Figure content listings
==========

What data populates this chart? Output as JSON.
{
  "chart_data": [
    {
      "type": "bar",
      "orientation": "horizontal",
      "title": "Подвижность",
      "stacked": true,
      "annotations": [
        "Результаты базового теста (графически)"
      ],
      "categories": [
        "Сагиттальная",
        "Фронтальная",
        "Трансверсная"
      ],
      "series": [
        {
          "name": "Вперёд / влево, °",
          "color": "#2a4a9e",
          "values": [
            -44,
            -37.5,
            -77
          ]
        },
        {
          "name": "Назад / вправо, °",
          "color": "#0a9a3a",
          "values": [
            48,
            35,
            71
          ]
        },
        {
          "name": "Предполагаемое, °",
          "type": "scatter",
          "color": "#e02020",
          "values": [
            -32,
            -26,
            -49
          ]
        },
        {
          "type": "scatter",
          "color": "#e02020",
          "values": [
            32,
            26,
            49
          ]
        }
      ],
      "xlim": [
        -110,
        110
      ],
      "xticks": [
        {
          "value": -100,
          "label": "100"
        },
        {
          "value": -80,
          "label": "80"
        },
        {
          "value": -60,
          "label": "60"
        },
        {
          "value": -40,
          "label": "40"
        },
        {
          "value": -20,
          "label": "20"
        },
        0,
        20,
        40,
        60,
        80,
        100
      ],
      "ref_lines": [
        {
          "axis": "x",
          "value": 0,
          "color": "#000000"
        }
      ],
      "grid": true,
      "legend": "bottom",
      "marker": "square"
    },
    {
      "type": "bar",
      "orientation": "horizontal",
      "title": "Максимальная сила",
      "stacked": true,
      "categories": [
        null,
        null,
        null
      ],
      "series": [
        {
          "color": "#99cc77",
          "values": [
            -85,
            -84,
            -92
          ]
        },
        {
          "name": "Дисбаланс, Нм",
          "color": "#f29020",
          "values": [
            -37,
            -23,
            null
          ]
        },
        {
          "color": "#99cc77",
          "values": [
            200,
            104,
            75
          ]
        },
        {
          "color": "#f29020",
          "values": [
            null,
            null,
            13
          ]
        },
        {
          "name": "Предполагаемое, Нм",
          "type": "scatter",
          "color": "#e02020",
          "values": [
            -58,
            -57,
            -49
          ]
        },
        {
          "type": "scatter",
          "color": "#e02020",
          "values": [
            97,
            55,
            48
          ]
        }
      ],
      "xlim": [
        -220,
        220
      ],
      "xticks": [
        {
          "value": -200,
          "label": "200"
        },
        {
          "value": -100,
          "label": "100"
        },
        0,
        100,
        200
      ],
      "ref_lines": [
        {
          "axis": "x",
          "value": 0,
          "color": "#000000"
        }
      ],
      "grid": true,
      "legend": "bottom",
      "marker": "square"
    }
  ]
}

==========

EXERCISE: Return every record, word for word.

TASK ANSWER:
What data populates this chart? Output as JSON.
{
  "chart_data": [
    {
      "type": "bar",
      "orientation": "horizontal",
      "title": "Подвижность",
      "stacked": true,
      "annotations": [
        "Результаты базового теста (графически)"
      ],
      "categories": [
        "Сагиттальная",
        "Фронтальная",
        "Трансверсная"
      ],
      "series": [
        {
          "name": "Вперёд / влево, °",
          "color": "#2a4a9e",
          "values": [
            -44,
            -37.5,
            -77
          ]
        },
        {
          "name": "Назад / вправо, °",
          "color": "#0a9a3a",
          "values": [
            48,
            35,
            71
          ]
        },
        {
          "name": "Предполагаемое, °",
          "type": "scatter",
          "color": "#e02020",
          "values": [
            -32,
            -26,
            -49
          ]
        },
        {
          "type": "scatter",
          "color": "#e02020",
          "values": [
            32,
            26,
            49
          ]
        }
      ],
      "xlim": [
        -110,
        110
      ],
      "xticks": [
        {
          "value": -100,
          "label": "100"
        },
        {
          "value": -80,
          "label": "80"
        },
        {
          "value": -60,
          "label": "60"
        },
        {
          "value": -40,
          "label": "40"
        },
        {
          "value": -20,
          "label": "20"
        },
        0,
        20,
        40,
        60,
        80,
        100
      ],
      "ref_lines": [
        {
          "axis": "x",
          "value": 0,
          "color": "#000000"
        }
      ],
      "grid": true,
      "legend": "bottom",
      "marker": "square"
    },
    {
      "type": "bar",
      "orientation": "horizontal",
      "title": "Максимальная сила",
      "stacked": true,
      "categories": [
        null,
        null,
        null
      ],
      "series": [
        {
          "color": "#99cc77",
          "values": [
            -85,
            -84,
            -92
          ]
        },
        {
          "name": "Дисбаланс, Нм",
          "color": "#f29020",
          "values": [
            -37,
            -23,
            null
          ]
        },
        {
          "color": "#99cc77",
          "values": [
            200,
            104,
            75
          ]
        },
        {
          "color": "#f29020",
          "values": [
            null,
            null,
            13
          ]
        },
        {
          "name": "Предполагаемое, Нм",
          "type": "scatter",
          "color": "#e02020",
          "values": [
            -58,
            -57,
            -49
          ]
        },
        {
          "type": "scatter",
          "color": "#e02020",
          "values": [
            97,
            55,
            48
          ]
        }
      ],
      "xlim": [
        -220,
        220
      ],
      "xticks": [
        {
          "value": -200,
          "label": "200"
        },
        {
          "value": -100,
          "label": "100"
        },
        0,
        100,
        200
      ],
      "ref_lines": [
        {
          "axis": "x",
          "value": 0,
          "color": "#000000"
        }
      ],
      "grid": true,
      "legend": "bottom",
      "marker": "square"
    }
  ]
}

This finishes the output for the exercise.